> [What is expected] Copy out every record below exactly as written, but leave out any pictures.
::::
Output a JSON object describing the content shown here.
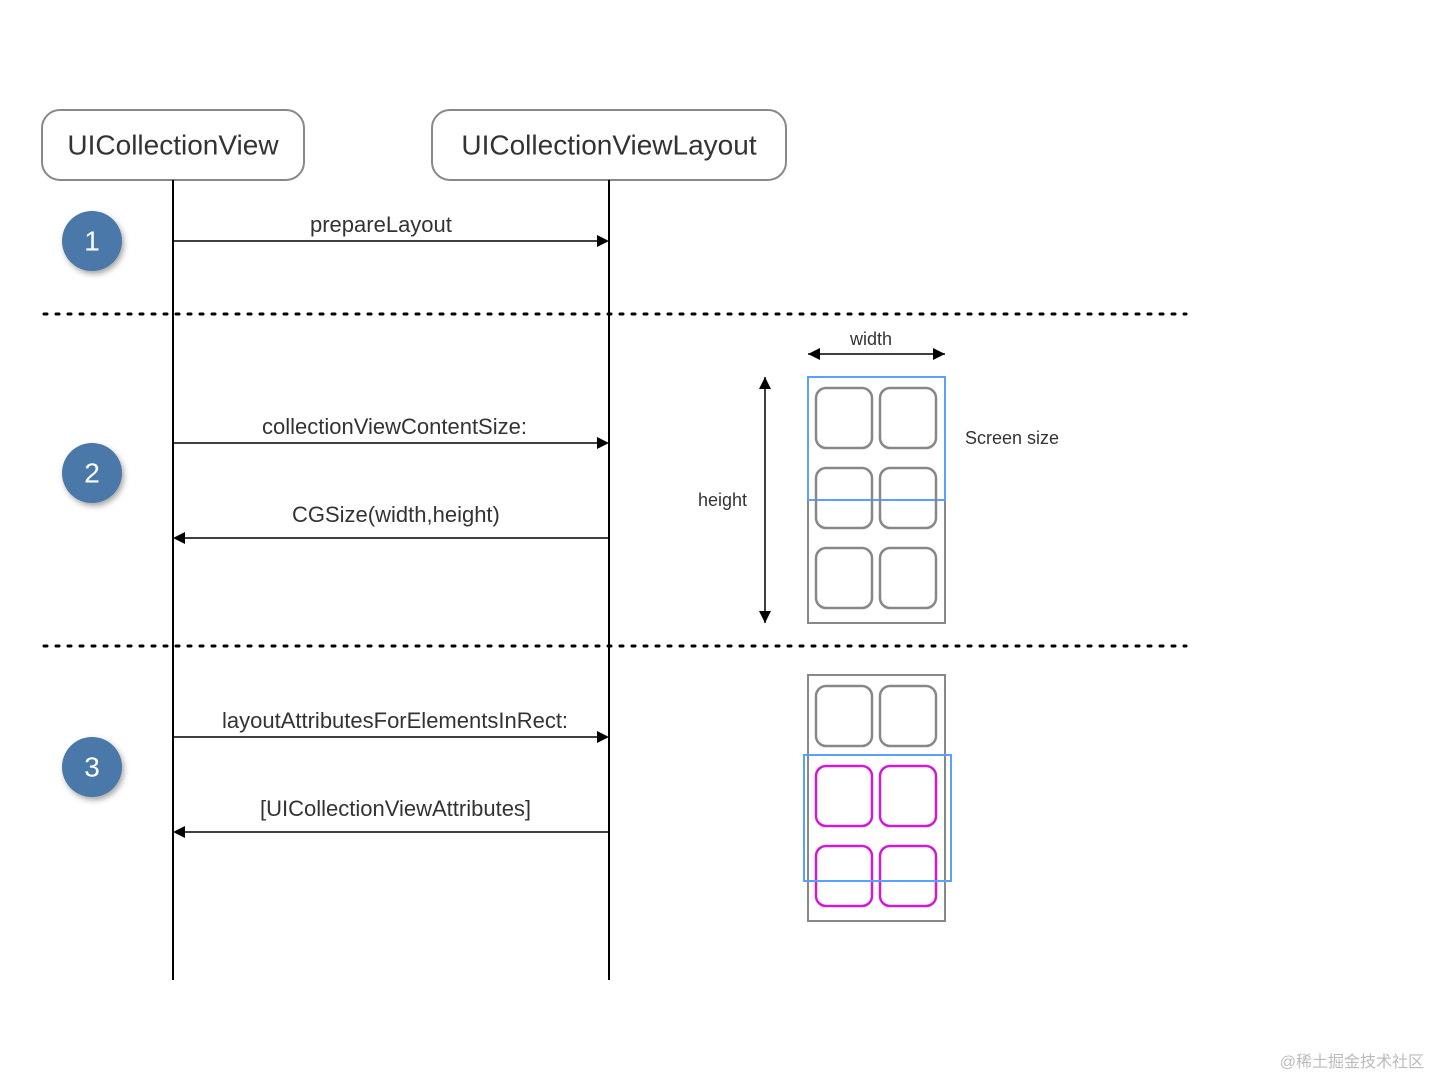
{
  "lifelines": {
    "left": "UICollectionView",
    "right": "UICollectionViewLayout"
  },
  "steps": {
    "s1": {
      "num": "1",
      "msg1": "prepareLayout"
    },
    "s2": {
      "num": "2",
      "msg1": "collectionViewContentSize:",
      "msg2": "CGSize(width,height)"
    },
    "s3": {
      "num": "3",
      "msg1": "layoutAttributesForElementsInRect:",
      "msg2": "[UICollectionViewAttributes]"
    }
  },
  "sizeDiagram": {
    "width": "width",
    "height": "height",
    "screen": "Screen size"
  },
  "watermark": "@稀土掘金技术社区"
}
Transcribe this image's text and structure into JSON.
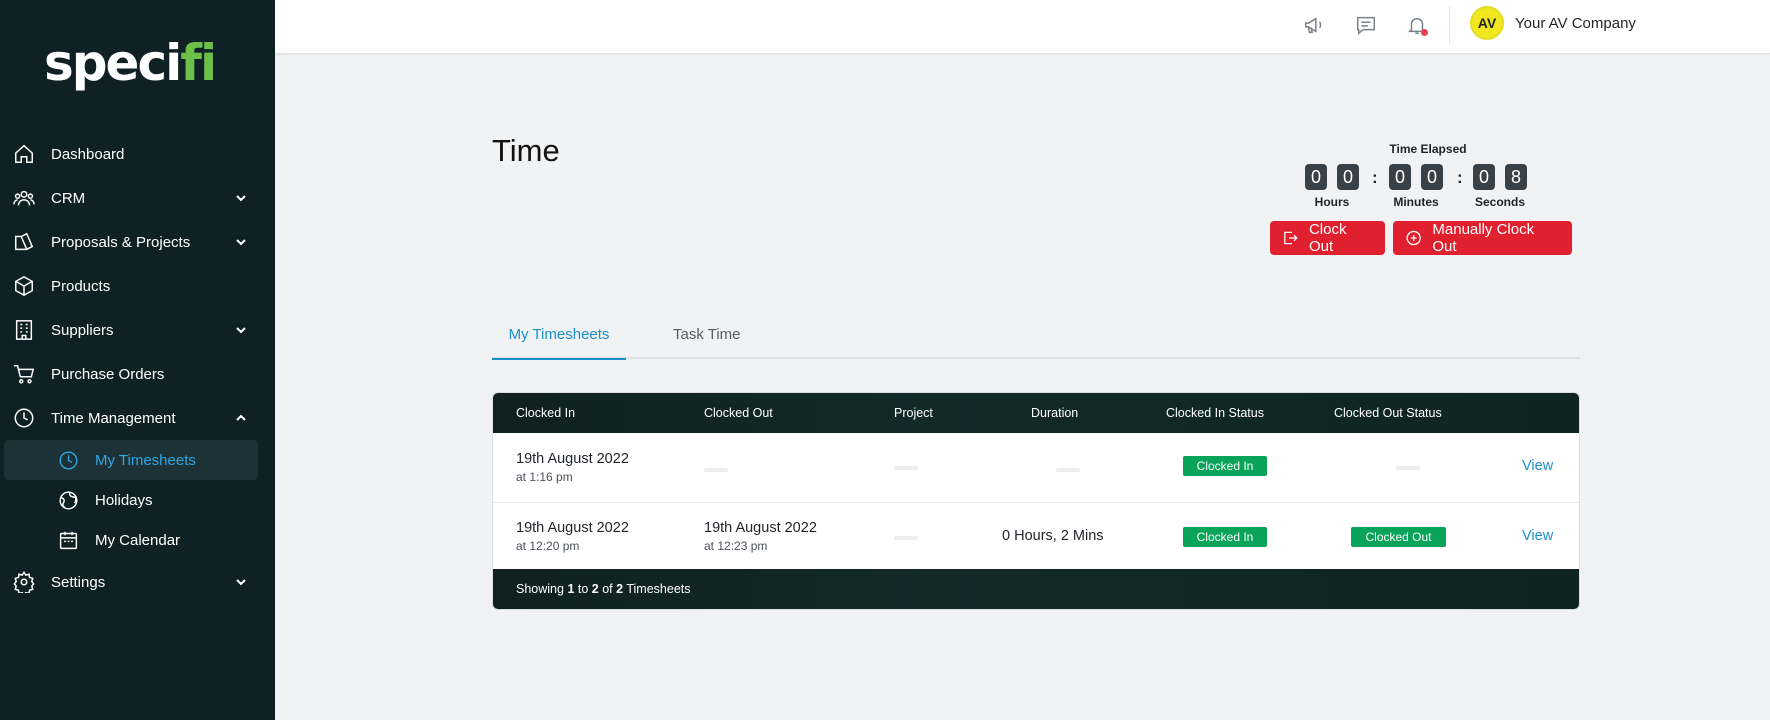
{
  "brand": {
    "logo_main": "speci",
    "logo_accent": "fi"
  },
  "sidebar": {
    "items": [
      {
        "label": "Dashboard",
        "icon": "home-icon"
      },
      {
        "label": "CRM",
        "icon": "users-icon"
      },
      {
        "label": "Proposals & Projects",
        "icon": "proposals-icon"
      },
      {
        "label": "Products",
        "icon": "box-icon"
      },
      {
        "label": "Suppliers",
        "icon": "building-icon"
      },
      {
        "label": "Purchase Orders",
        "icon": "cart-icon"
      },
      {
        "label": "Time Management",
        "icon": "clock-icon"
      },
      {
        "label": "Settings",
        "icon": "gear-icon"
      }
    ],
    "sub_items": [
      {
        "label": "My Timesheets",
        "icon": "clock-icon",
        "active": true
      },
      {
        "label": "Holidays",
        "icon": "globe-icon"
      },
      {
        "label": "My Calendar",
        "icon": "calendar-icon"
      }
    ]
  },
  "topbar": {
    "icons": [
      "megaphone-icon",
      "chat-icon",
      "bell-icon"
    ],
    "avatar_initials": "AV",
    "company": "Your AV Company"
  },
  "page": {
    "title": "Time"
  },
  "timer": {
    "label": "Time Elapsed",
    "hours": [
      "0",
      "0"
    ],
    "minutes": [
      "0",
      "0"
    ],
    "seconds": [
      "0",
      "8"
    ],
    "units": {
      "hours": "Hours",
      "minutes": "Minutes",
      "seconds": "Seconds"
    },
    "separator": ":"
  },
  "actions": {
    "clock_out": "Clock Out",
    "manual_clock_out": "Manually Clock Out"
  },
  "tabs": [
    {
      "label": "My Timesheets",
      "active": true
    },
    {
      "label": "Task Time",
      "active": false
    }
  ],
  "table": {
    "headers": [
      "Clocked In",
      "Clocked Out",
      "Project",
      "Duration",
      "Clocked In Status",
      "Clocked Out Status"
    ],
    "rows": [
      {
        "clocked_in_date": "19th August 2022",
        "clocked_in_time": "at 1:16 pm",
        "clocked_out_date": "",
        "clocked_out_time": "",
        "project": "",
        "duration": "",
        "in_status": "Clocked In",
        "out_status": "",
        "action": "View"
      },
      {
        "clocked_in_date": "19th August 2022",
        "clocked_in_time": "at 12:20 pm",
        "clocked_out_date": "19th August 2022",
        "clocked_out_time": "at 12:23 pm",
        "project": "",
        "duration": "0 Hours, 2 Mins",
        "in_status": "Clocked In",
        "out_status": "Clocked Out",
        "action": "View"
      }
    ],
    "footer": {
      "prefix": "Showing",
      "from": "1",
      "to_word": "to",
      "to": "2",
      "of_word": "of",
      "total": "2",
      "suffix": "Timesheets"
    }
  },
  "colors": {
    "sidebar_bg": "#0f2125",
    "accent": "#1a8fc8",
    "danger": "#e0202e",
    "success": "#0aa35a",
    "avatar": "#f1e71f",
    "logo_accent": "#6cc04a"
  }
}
::::
> [Completed exercise]
Output a JSON object describing the content shown here.
{
  "lifelines": {
    "left": "UICollectionView",
    "right": "UICollectionViewLayout"
  },
  "steps": {
    "s1": {
      "num": "1",
      "msg1": "prepareLayout"
    },
    "s2": {
      "num": "2",
      "msg1": "collectionViewContentSize:",
      "msg2": "CGSize(width,height)"
    },
    "s3": {
      "num": "3",
      "msg1": "layoutAttributesForElementsInRect:",
      "msg2": "[UICollectionViewAttributes]"
    }
  },
  "sizeDiagram": {
    "width": "width",
    "height": "height",
    "screen": "Screen size"
  },
  "watermark": "@稀土掘金技术社区"
}
Transcribe this image's text and structure into JSON.
{
  "brand": {
    "logo_main": "speci",
    "logo_accent": "fi"
  },
  "sidebar": {
    "items": [
      {
        "label": "Dashboard",
        "icon": "home-icon"
      },
      {
        "label": "CRM",
        "icon": "users-icon"
      },
      {
        "label": "Proposals & Projects",
        "icon": "proposals-icon"
      },
      {
        "label": "Products",
        "icon": "box-icon"
      },
      {
        "label": "Suppliers",
        "icon": "building-icon"
      },
      {
        "label": "Purchase Orders",
        "icon": "cart-icon"
      },
      {
        "label": "Time Management",
        "icon": "clock-icon"
      },
      {
        "label": "Settings",
        "icon": "gear-icon"
      }
    ],
    "sub_items": [
      {
        "label": "My Timesheets",
        "icon": "clock-icon",
        "active": true
      },
      {
        "label": "Holidays",
        "icon": "globe-icon"
      },
      {
        "label": "My Calendar",
        "icon": "calendar-icon"
      }
    ]
  },
  "topbar": {
    "icons": [
      "megaphone-icon",
      "chat-icon",
      "bell-icon"
    ],
    "avatar_initials": "AV",
    "company": "Your AV Company"
  },
  "page": {
    "title": "Time"
  },
  "timer": {
    "label": "Time Elapsed",
    "hours": [
      "0",
      "0"
    ],
    "minutes": [
      "0",
      "0"
    ],
    "seconds": [
      "0",
      "8"
    ],
    "units": {
      "hours": "Hours",
      "minutes": "Minutes",
      "seconds": "Seconds"
    },
    "separator": ":"
  },
  "actions": {
    "clock_out": "Clock Out",
    "manual_clock_out": "Manually Clock Out"
  },
  "tabs": [
    {
      "label": "My Timesheets",
      "active": true
    },
    {
      "label": "Task Time",
      "active": false
    }
  ],
  "table": {
    "headers": [
      "Clocked In",
      "Clocked Out",
      "Project",
      "Duration",
      "Clocked In Status",
      "Clocked Out Status"
    ],
    "rows": [
      {
        "clocked_in_date": "19th August 2022",
        "clocked_in_time": "at 1:16 pm",
        "clocked_out_date": "",
        "clocked_out_time": "",
        "project": "",
        "duration": "",
        "in_status": "Clocked In",
        "out_status": "",
        "action": "View"
      },
      {
        "clocked_in_date": "19th August 2022",
        "clocked_in_time": "at 12:20 pm",
        "clocked_out_date": "19th August 2022",
        "clocked_out_time": "at 12:23 pm",
        "project": "",
        "duration": "0 Hours, 2 Mins",
        "in_status": "Clocked In",
        "out_status": "Clocked Out",
        "action": "View"
      }
    ],
    "footer": {
      "prefix": "Showing",
      "from": "1",
      "to_word": "to",
      "to": "2",
      "of_word": "of",
      "total": "2",
      "suffix": "Timesheets"
    }
  },
  "colors": {
    "sidebar_bg": "#0f2125",
    "accent": "#1a8fc8",
    "danger": "#e0202e",
    "success": "#0aa35a",
    "avatar": "#f1e71f",
    "logo_accent": "#6cc04a"
  }
}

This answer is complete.